» **What you should do**
Copy the records that follow exactly as written, but not their pictures.

## START

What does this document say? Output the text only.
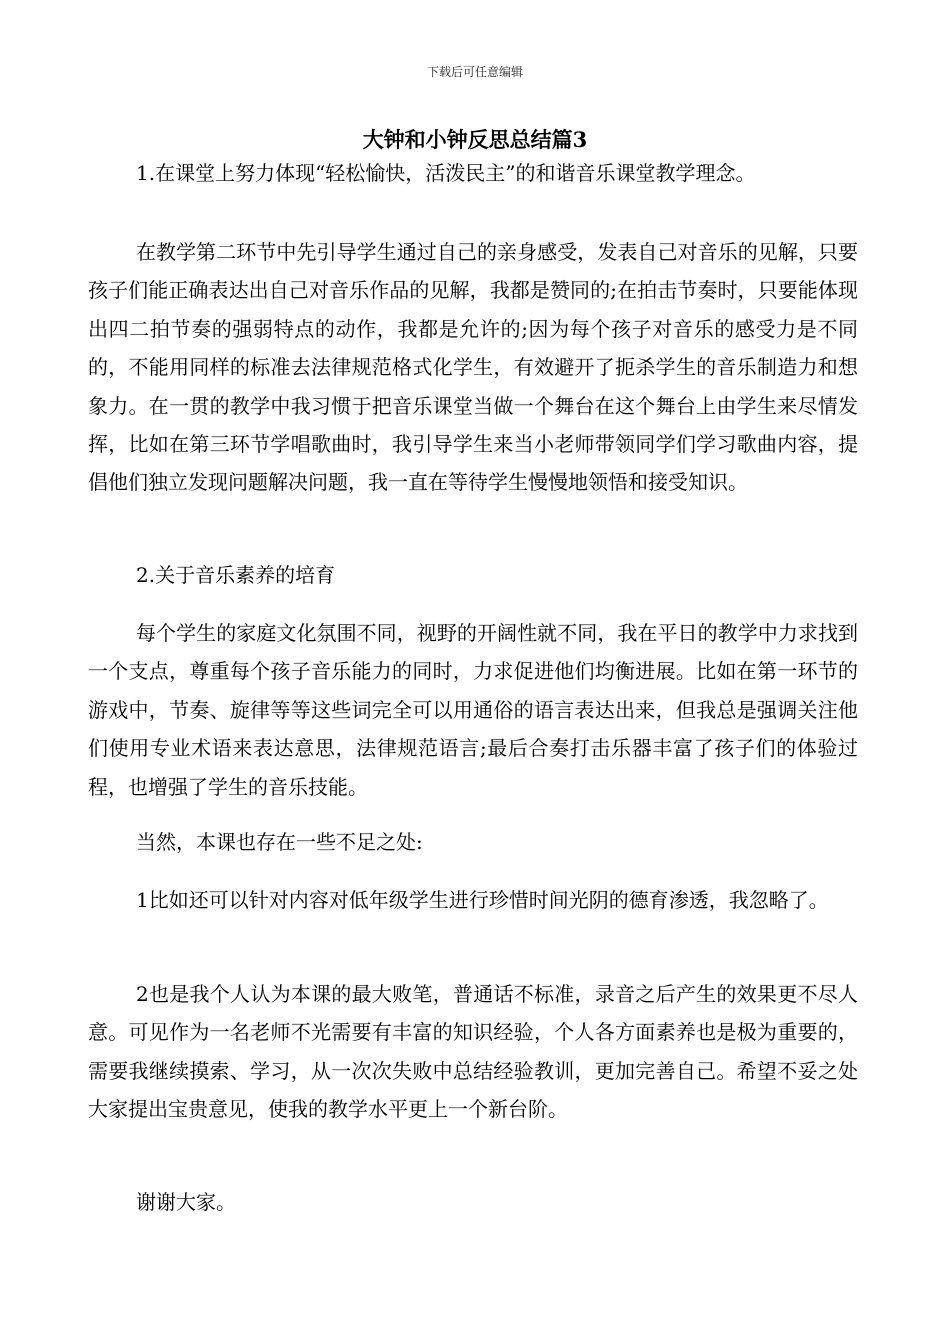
下载后可任意编辑
大钟和小钟反思总结篇3

1.在课堂上努力体现“轻松愉快，活泼民主”的和谐音乐课堂教学理念。

在教学第二环节中先引导学生通过自己的亲身感受，发表自己对音乐的见解，只要孩子们能正确表达出自己对音乐作品的见解，我都是赞同的;在拍击节奏时，只要能体现出四二拍节奏的强弱特点的动作，我都是允许的;因为每个孩子对音乐的感受力是不同的，不能用同样的标准去法律规范格式化学生，有效避开了扼杀学生的音乐制造力和想象力。在一贯的教学中我习惯于把音乐课堂当做一个舞台在这个舞台上由学生来尽情发挥，比如在第三环节学唱歌曲时，我引导学生来当小老师带领同学们学习歌曲内容，提倡他们独立发现问题解决问题，我一直在等待学生慢慢地领悟和接受知识。

2.关于音乐素养的培育

每个学生的家庭文化氛围不同，视野的开阔性就不同，我在平日的教学中力求找到一个支点，尊重每个孩子音乐能力的同时，力求促进他们均衡进展。比如在第一环节的游戏中，节奏、旋律等等这些词完全可以用通俗的语言表达出来，但我总是强调关注他们使用专业术语来表达意思，法律规范语言;最后合奏打击乐器丰富了孩子们的体验过程，也增强了学生的音乐技能。

当然，本课也存在一些不足之处:

1比如还可以针对内容对低年级学生进行珍惜时间光阴的德育渗透，我忽略了。

2也是我个人认为本课的最大败笔，普通话不标准，录音之后产生的效果更不尽人意。可见作为一名老师不光需要有丰富的知识经验，个人各方面素养也是极为重要的，需要我继续摸索、学习，从一次次失败中总结经验教训，更加完善自己。希望不妥之处大家提出宝贵意见，使我的教学水平更上一个新台阶。

谢谢大家。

## END

» **Result of the task**
What does this document say? Output the text only.
下载后可任意编辑
大钟和小钟反思总结篇3

1.在课堂上努力体现“轻松愉快，活泼民主”的和谐音乐课堂教学理念。

在教学第二环节中先引导学生通过自己的亲身感受，发表自己对音乐的见解，只要孩子们能正确表达出自己对音乐作品的见解，我都是赞同的;在拍击节奏时，只要能体现出四二拍节奏的强弱特点的动作，我都是允许的;因为每个孩子对音乐的感受力是不同的，不能用同样的标准去法律规范格式化学生，有效避开了扼杀学生的音乐制造力和想象力。在一贯的教学中我习惯于把音乐课堂当做一个舞台在这个舞台上由学生来尽情发挥，比如在第三环节学唱歌曲时，我引导学生来当小老师带领同学们学习歌曲内容，提倡他们独立发现问题解决问题，我一直在等待学生慢慢地领悟和接受知识。

2.关于音乐素养的培育

每个学生的家庭文化氛围不同，视野的开阔性就不同，我在平日的教学中力求找到一个支点，尊重每个孩子音乐能力的同时，力求促进他们均衡进展。比如在第一环节的游戏中，节奏、旋律等等这些词完全可以用通俗的语言表达出来，但我总是强调关注他们使用专业术语来表达意思，法律规范语言;最后合奏打击乐器丰富了孩子们的体验过程，也增强了学生的音乐技能。

当然，本课也存在一些不足之处:

1比如还可以针对内容对低年级学生进行珍惜时间光阴的德育渗透，我忽略了。

2也是我个人认为本课的最大败笔，普通话不标准，录音之后产生的效果更不尽人意。可见作为一名老师不光需要有丰富的知识经验，个人各方面素养也是极为重要的，需要我继续摸索、学习，从一次次失败中总结经验教训，更加完善自己。希望不妥之处大家提出宝贵意见，使我的教学水平更上一个新台阶。

谢谢大家。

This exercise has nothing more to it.